[SUPPLIED RECORDS start]
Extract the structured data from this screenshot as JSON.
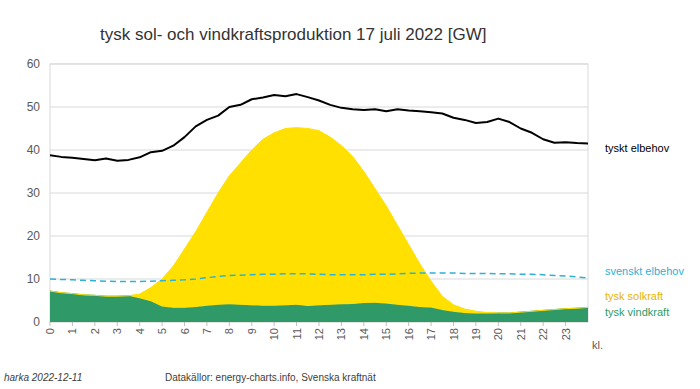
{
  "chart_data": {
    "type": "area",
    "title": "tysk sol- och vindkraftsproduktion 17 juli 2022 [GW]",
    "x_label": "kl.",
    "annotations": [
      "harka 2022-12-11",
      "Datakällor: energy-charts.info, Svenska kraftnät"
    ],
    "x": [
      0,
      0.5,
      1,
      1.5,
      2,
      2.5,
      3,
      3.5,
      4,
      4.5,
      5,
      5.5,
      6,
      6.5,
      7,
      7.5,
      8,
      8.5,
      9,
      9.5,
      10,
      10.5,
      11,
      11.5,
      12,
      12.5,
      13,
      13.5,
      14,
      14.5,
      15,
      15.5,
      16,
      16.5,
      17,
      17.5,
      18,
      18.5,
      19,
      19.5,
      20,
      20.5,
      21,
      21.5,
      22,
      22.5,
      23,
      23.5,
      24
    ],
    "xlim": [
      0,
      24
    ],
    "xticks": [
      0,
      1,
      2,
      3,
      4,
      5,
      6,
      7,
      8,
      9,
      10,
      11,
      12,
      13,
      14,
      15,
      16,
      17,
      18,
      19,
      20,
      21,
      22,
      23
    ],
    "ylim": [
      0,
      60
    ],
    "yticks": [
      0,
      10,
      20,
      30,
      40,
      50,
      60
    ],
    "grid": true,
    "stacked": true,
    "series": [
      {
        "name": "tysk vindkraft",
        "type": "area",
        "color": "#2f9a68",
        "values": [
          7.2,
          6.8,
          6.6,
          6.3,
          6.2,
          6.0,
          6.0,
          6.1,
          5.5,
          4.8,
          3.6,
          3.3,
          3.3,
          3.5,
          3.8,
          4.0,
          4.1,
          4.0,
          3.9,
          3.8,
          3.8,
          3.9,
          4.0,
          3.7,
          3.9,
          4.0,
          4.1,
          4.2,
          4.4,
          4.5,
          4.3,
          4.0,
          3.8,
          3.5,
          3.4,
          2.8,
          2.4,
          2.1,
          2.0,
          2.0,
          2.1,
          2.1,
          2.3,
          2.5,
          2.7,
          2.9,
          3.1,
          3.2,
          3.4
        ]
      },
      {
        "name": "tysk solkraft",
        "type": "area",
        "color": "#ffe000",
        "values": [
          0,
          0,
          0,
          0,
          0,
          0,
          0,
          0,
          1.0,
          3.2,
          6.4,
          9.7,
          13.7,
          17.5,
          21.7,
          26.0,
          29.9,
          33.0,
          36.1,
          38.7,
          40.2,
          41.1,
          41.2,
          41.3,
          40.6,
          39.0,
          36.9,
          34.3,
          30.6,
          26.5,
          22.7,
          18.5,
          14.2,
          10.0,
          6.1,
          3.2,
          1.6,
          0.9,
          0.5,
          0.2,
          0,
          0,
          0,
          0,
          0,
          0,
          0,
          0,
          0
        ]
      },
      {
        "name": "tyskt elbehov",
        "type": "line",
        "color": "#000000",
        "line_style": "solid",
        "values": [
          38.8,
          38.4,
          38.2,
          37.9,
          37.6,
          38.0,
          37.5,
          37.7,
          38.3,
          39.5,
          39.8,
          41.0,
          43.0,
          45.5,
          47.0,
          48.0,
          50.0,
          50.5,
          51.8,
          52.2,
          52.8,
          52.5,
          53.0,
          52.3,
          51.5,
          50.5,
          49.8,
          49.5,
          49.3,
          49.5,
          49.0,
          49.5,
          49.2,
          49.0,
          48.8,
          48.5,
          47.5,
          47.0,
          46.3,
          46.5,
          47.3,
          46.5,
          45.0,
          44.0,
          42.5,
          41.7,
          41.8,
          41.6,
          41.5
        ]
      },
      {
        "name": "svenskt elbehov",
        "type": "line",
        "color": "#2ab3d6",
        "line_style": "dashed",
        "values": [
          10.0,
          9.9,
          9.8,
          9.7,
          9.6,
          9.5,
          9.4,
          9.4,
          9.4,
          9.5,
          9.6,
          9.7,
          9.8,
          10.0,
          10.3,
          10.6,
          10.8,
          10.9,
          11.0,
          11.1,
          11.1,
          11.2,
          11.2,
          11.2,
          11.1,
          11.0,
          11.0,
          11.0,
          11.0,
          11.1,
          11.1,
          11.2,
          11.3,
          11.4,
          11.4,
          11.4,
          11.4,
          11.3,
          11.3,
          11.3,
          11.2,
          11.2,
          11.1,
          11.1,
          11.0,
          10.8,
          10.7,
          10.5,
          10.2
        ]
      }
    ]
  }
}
[SUPPLIED RECORDS end]
**WHAT THE EXERCISE ASKS:**
Locate all lines that include the word "color" and copy them out.

**RESPONSE TO THIS EXERCISE:**
        "color": "#2f9a68",
        "color": "#ffe000",
        "color": "#000000",
        "color": "#2ab3d6",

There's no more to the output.